What is needed -> Find each line with the string "Arnold" and copy it.

Dataset ->
================================

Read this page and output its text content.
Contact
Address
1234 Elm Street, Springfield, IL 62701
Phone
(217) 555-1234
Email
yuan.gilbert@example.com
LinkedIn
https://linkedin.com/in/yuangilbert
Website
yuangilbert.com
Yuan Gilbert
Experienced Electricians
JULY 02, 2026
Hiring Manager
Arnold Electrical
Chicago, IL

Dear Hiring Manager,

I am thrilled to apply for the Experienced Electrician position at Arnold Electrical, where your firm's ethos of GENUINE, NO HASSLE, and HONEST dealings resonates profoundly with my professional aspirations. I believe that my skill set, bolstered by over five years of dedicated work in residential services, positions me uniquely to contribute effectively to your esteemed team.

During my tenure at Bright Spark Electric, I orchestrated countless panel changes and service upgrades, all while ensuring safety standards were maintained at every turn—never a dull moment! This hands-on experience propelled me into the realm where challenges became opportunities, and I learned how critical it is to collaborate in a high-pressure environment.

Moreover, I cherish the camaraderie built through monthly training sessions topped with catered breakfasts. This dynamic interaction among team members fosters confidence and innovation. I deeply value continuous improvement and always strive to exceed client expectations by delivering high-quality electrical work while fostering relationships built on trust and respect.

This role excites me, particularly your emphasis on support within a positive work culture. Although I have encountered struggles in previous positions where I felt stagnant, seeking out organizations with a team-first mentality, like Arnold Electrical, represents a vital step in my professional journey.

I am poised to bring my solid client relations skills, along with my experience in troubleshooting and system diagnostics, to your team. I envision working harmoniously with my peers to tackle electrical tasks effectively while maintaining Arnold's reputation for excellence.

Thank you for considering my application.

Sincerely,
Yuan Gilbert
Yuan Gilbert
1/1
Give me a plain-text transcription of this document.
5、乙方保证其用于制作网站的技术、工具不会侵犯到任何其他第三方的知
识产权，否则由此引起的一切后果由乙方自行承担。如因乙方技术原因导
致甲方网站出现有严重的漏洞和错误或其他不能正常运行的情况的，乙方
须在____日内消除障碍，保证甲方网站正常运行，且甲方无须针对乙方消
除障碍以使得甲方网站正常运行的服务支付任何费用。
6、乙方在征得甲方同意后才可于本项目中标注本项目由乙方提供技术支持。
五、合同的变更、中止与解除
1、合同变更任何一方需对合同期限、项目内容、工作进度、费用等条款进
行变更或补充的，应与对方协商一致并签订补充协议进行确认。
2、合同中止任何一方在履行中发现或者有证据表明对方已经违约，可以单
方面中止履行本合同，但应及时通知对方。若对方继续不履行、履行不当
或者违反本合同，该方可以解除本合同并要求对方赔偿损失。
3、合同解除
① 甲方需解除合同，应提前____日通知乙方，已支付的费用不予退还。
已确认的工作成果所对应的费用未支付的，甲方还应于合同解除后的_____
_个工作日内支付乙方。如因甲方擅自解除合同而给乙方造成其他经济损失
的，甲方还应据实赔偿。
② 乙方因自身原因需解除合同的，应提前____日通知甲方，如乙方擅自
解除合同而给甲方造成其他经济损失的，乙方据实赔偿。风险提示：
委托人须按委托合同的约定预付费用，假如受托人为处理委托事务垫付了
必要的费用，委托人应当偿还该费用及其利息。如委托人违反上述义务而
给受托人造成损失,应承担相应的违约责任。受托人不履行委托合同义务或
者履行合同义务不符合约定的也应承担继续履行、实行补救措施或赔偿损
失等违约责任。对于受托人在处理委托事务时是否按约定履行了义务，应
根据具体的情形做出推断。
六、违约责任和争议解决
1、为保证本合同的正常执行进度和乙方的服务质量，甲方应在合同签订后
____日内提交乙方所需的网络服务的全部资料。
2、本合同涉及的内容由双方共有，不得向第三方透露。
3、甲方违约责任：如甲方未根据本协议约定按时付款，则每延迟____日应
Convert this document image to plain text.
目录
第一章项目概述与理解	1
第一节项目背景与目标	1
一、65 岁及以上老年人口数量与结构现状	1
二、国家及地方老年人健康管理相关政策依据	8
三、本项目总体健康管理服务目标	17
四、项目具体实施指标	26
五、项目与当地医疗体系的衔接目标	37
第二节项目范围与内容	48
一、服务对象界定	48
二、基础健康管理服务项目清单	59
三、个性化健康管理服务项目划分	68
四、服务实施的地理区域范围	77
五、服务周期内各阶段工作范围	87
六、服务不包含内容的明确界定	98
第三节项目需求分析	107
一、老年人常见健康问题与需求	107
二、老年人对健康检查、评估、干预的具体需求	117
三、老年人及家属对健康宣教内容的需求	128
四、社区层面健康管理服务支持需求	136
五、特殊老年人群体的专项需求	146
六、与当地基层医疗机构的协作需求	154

================================

Written answer ->
Arnold Electrical
I am thrilled to apply for the Experienced Electrician position at Arnold Electrical, where your firm's ethos of GENUINE, NO HASSLE, and HONEST dealings resonates profoundly with my professional aspirations. I believe that my skill set, bolstered by over five years of dedicated work in residential services, positions me uniquely to contribute effectively to your esteemed team.
This role excites me, particularly your emphasis on support within a positive work culture. Although I have encountered struggles in previous positions where I felt stagnant, seeking out organizations with a team-first mentality, like Arnold Electrical, represents a vital step in my professional journey.
I am poised to bring my solid client relations skills, along with my experience in troubleshooting and system diagnostics, to your team. I envision working harmoniously with my peers to tackle electrical tasks effectively while maintaining Arnold's reputation for excellence.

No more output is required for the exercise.